Collected data entries
━━━━━━━━━━━━━━━━━━━━━━━━━━━━━━

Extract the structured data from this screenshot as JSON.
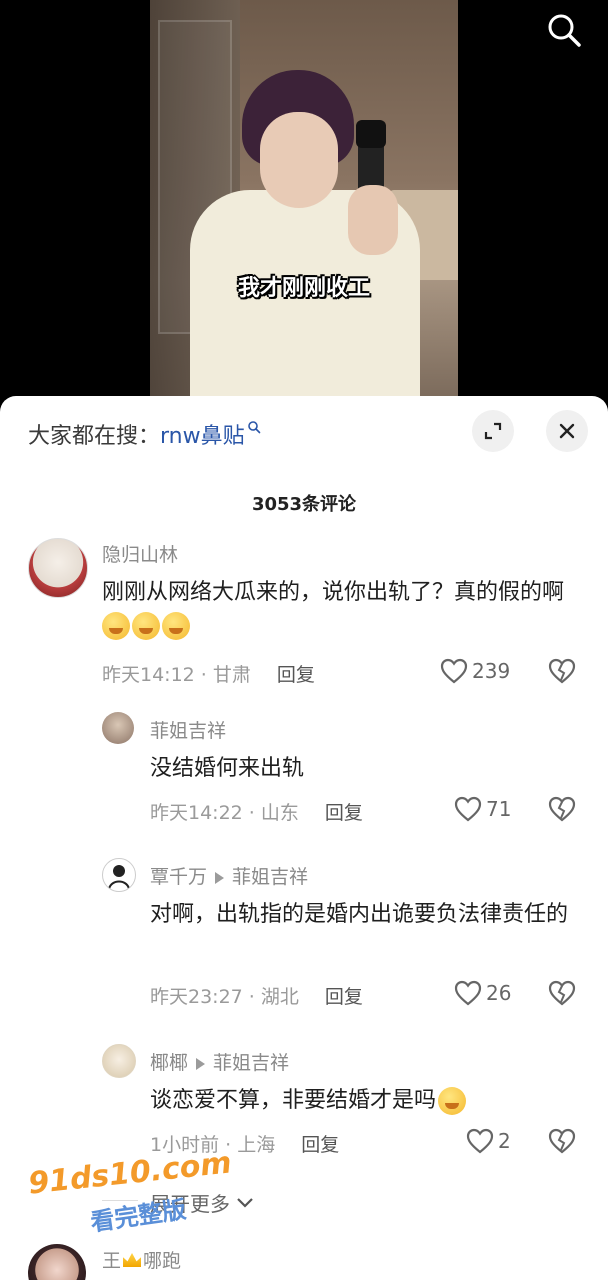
{
  "video": {
    "subtitle": "我才刚刚收工"
  },
  "icons": {
    "search": "search-icon",
    "expand": "expand-icon",
    "close": "close-icon",
    "heart": "heart-icon",
    "broken_heart": "broken-heart-icon",
    "chevron_down": "chevron-down-icon"
  },
  "search_bar": {
    "prefix": "大家都在搜：",
    "term": "rnw鼻贴"
  },
  "comments_header": {
    "count_label": "3053条评论"
  },
  "comments": [
    {
      "author": "隐归山林",
      "text": "刚刚从网络大瓜来的，说你出轨了？真的假的啊",
      "emoji_count": 3,
      "time_location": "昨天14:12 · 甘肃",
      "reply_label": "回复",
      "likes": "239"
    },
    {
      "author": "菲姐吉祥",
      "text": "没结婚何来出轨",
      "time_location": "昨天14:22 · 山东",
      "reply_label": "回复",
      "likes": "71"
    },
    {
      "author": "覃千万",
      "reply_to": "菲姐吉祥",
      "text": "对啊，出轨指的是婚内出诡要负法律责任的",
      "time_location": "昨天23:27 · 湖北",
      "reply_label": "回复",
      "likes": "26"
    },
    {
      "author": "椰椰",
      "reply_to": "菲姐吉祥",
      "text": "谈恋爱不算，非要结婚才是吗",
      "time_location": "1小时前 · 上海",
      "reply_label": "回复",
      "likes": "2"
    },
    {
      "author_prefix": "王",
      "author_suffix": "哪跑"
    }
  ],
  "expand_more_label": "展开更多",
  "watermark": {
    "site": "91ds10.com",
    "slogan": "看完整版"
  },
  "colors": {
    "accent_link": "#2a56a8",
    "meta_gray": "#9a9a9a",
    "watermark_orange": "#f39a2a",
    "watermark_blue": "#5a8fd8"
  }
}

━━━━━━━━━━━━━━━━━━━━━━━━━━━━━━

Aim of the exercise
Search the entries for the word "text", then gather every line that has it.

Written response
      "text": "刚刚从网络大瓜来的，说你出轨了？真的假的啊",
      "text": "没结婚何来出轨",
      "text": "对啊，出轨指的是婚内出诡要负法律责任的",
      "text": "谈恋爱不算，非要结婚才是吗",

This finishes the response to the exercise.